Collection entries

#####

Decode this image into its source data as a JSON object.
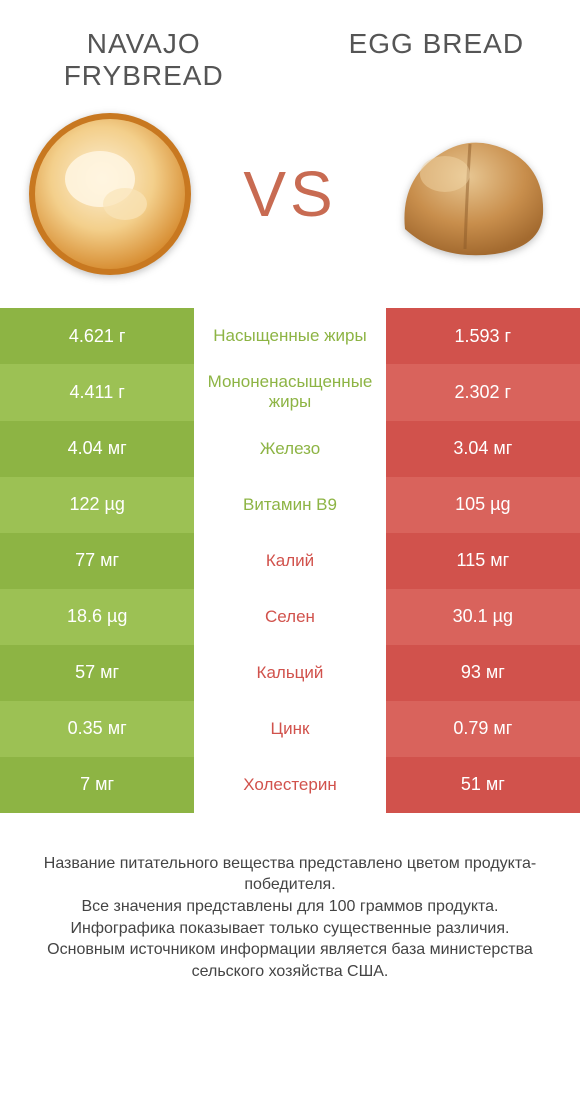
{
  "colors": {
    "green_dark": "#8db444",
    "green_light": "#9cc154",
    "red_dark": "#d1524c",
    "red_light": "#d9635c",
    "text_green": "#8db444",
    "text_red": "#d1524c",
    "vs_color": "#c86b52",
    "title_color": "#555555",
    "footer_color": "#444444",
    "bg": "#ffffff"
  },
  "header": {
    "left_title": "NAVAJO FRYBREAD",
    "right_title": "EGG BREAD",
    "vs": "VS"
  },
  "table": {
    "rows": [
      {
        "left": "4.621 г",
        "mid": "Насыщенные жиры",
        "right": "1.593 г",
        "winner": "left"
      },
      {
        "left": "4.411 г",
        "mid": "Мононенасыщенные жиры",
        "right": "2.302 г",
        "winner": "left"
      },
      {
        "left": "4.04 мг",
        "mid": "Железо",
        "right": "3.04 мг",
        "winner": "left"
      },
      {
        "left": "122 µg",
        "mid": "Витамин B9",
        "right": "105 µg",
        "winner": "left"
      },
      {
        "left": "77 мг",
        "mid": "Калий",
        "right": "115 мг",
        "winner": "right"
      },
      {
        "left": "18.6 µg",
        "mid": "Селен",
        "right": "30.1 µg",
        "winner": "right"
      },
      {
        "left": "57 мг",
        "mid": "Кальций",
        "right": "93 мг",
        "winner": "right"
      },
      {
        "left": "0.35 мг",
        "mid": "Цинк",
        "right": "0.79 мг",
        "winner": "right"
      },
      {
        "left": "7 мг",
        "mid": "Холестерин",
        "right": "51 мг",
        "winner": "right"
      }
    ]
  },
  "footer": {
    "line1": "Название питательного вещества представлено цветом продукта-победителя.",
    "line2": "Все значения представлены для 100 граммов продукта.",
    "line3": "Инфографика показывает только существенные различия.",
    "line4": "Основным источником информации является база министерства сельского хозяйства США."
  }
}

#####

**Exercise goal**
Pick out the lines containing the word "продукта" and show them.

**Result of the exercise**
    "line1": "Название питательного вещества представлено цветом продукта-победителя.",
    "line2": "Все значения представлены для 100 граммов продукта.",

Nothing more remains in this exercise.